Records from a data collection:
┌──
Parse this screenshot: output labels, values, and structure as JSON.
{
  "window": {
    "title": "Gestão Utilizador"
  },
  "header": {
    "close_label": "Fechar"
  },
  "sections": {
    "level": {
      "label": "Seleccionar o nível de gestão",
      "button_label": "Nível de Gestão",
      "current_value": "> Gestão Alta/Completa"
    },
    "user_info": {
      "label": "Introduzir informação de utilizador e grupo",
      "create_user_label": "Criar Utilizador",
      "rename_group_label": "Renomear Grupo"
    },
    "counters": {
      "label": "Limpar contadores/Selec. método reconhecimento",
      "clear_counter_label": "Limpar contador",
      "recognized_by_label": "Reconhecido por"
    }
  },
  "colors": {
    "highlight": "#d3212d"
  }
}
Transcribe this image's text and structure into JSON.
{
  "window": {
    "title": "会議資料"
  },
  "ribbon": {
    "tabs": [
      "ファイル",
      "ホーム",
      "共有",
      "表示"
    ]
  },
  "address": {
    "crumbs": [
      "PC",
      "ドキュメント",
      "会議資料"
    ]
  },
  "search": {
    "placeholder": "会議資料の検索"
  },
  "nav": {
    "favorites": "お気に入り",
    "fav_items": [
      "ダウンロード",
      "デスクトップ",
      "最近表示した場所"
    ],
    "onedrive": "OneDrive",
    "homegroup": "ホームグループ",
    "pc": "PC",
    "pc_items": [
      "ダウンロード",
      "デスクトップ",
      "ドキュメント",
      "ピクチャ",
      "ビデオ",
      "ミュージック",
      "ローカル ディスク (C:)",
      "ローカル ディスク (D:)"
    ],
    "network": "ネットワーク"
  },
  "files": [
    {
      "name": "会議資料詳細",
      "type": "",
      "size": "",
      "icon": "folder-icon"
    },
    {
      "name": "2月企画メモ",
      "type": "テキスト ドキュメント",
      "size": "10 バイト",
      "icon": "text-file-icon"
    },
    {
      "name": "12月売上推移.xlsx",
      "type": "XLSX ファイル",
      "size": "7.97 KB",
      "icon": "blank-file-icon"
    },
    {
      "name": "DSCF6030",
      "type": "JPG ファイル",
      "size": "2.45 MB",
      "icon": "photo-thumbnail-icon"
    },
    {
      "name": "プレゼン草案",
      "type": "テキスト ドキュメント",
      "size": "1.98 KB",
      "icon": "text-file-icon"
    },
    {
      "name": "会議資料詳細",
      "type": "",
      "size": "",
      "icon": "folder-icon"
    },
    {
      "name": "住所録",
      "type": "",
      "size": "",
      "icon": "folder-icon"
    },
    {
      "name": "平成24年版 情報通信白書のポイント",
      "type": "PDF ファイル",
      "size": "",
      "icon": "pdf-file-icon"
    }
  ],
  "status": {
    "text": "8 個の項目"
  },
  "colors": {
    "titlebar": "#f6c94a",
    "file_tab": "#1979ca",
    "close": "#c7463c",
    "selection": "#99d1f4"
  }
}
└──
Filter the data, keeping only the lines that contain "Limpar".

      "label": "Limpar contadores/Selec. método reconhecimento",
      "clear_counter_label": "Limpar contador",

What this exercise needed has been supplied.